* _Stated task_:
Omit the pictures, please, and give each record below again exactly.

* _Data shown_:
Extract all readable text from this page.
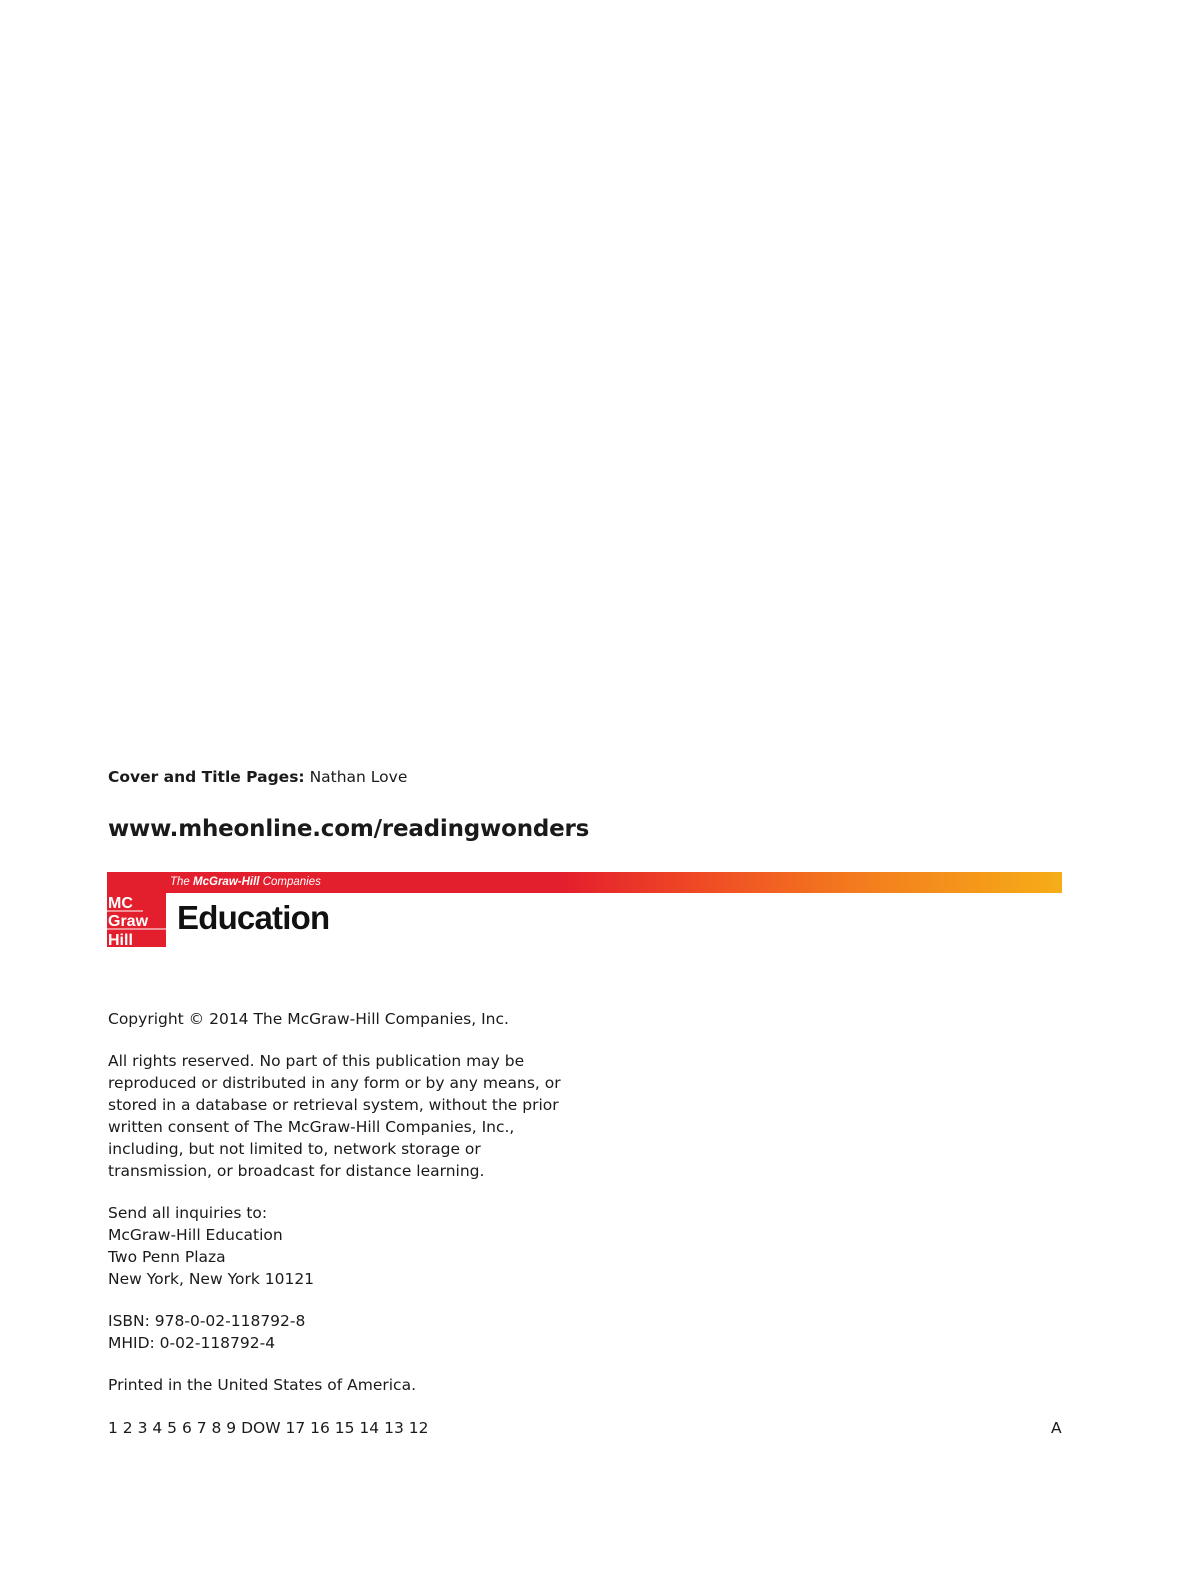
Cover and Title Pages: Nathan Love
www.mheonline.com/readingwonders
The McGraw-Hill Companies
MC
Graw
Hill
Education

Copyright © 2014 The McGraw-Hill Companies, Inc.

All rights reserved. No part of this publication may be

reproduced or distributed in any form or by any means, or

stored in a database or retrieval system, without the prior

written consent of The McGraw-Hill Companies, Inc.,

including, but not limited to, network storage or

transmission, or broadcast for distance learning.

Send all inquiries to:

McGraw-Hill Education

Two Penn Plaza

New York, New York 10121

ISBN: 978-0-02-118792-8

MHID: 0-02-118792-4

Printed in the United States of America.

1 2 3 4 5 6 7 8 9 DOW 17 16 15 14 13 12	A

* _Solution_:
Extract all readable text from this page.
Cover and Title Pages: Nathan Love
www.mheonline.com/readingwonders
The McGraw-Hill Companies
MC
Graw
Hill
Education

Copyright © 2014 The McGraw-Hill Companies, Inc.

All rights reserved. No part of this publication may be

reproduced or distributed in any form or by any means, or

stored in a database or retrieval system, without the prior

written consent of The McGraw-Hill Companies, Inc.,

including, but not limited to, network storage or

transmission, or broadcast for distance learning.

Send all inquiries to:

McGraw-Hill Education

Two Penn Plaza

New York, New York 10121

ISBN: 978-0-02-118792-8

MHID: 0-02-118792-4

Printed in the United States of America.

1 2 3 4 5 6 7 8 9 DOW 17 16 15 14 13 12	A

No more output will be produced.